### [Aim of the task]
Copy out each line of the material in which the word "Южного" appears.

═════ Records to use

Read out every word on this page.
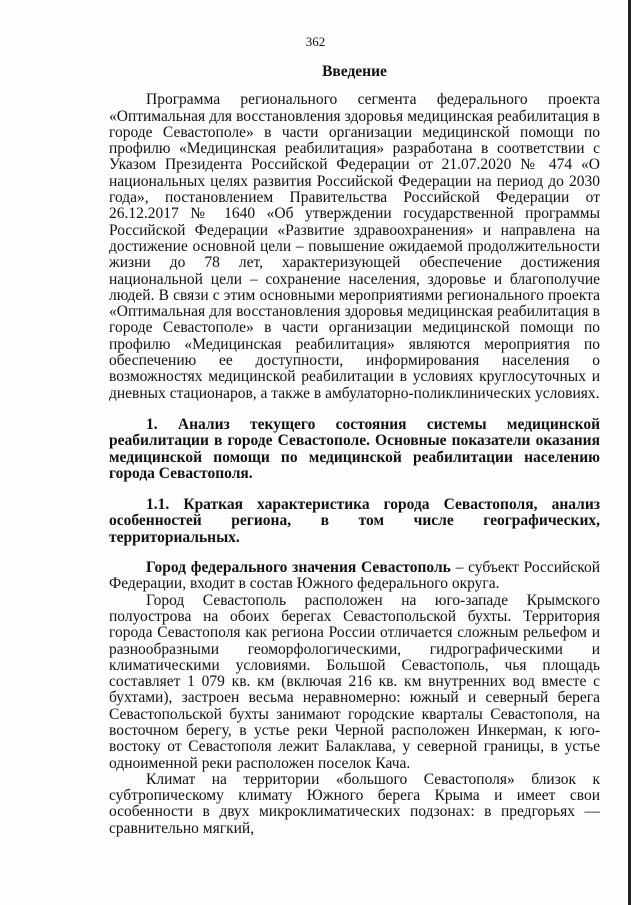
362

Введение

Программа регионального сегмента федерального проекта «Оптимальная для восстановления здоровья медицинская реабилитация в городе Севастополе» в части организации медицинской помощи по профилю «Медицинская реабилитация» разработана в соответствии с Указом Президента Российской Федерации от 21.07.2020 № 474 «О национальных целях развития Российской Федерации на период до 2030 года», постановлением Правительства Российской Федерации от 26.12.2017 № 1640 «Об утверждении государственной программы Российской Федерации «Развитие здравоохранения» и направлена на достижение основной цели – повышение ожидаемой продолжительности жизни до 78 лет, характеризующей обеспечение достижения национальной цели – сохранение населения, здоровье и благополучие людей. В связи с этим основными мероприятиями регионального проекта «Оптимальная для восстановления здоровья медицинская реабилитация в городе Севастополе» в части организации медицинской помощи по профилю «Медицинская реабилитация» являются мероприятия по обеспечению ее доступности, информирования населения о возможностях медицинской реабилитации в условиях круглосуточных и дневных стационаров, а также в амбулаторно-поликлинических условиях.

1. Анализ текущего состояния системы медицинской реабилитации в городе Севастополе. Основные показатели оказания медицинской помощи по медицинской реабилитации населению города Севастополя.

1.1. Краткая характеристика города Севастополя, анализ особенностей региона, в том числе географических, территориальных.

Город федерального значения Севастополь – субъект Российской Федерации, входит в состав Южного федерального округа.

Город Севастополь расположен на юго-западе Крымского полуострова на обоих берегах Севастопольской бухты. Территория города Севастополя как региона России отличается сложным рельефом и разнообразными геоморфологическими, гидрографическими и климатическими условиями. Большой Севастополь, чья площадь составляет 1 079 кв. км (включая 216 кв. км внутренних вод вместе с бухтами), застроен весьма неравномерно: южный и северный берега Севастопольской бухты занимают городские кварталы Севастополя, на восточном берегу, в устье реки Черной расположен Инкерман, к юго-востоку от Севастополя лежит Балаклава, у северной границы, в устье одноименной реки расположен поселок Кача.

Климат на территории «большого Севастополя» близок к субтропическому климату Южного берега Крыма и имеет свои особенности в двух микроклиматических подзонах: в предгорьях — сравнительно мягкий,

══════════

### [Written solution]
Город федерального значения Севастополь – субъект Российской Федерации, входит в состав Южного федерального округа.
Климат на территории «большого Севастополя» близок к субтропическому климату Южного берега Крыма и имеет свои особенности в двух микроклиматических подзонах: в предгорьях — сравнительно мягкий,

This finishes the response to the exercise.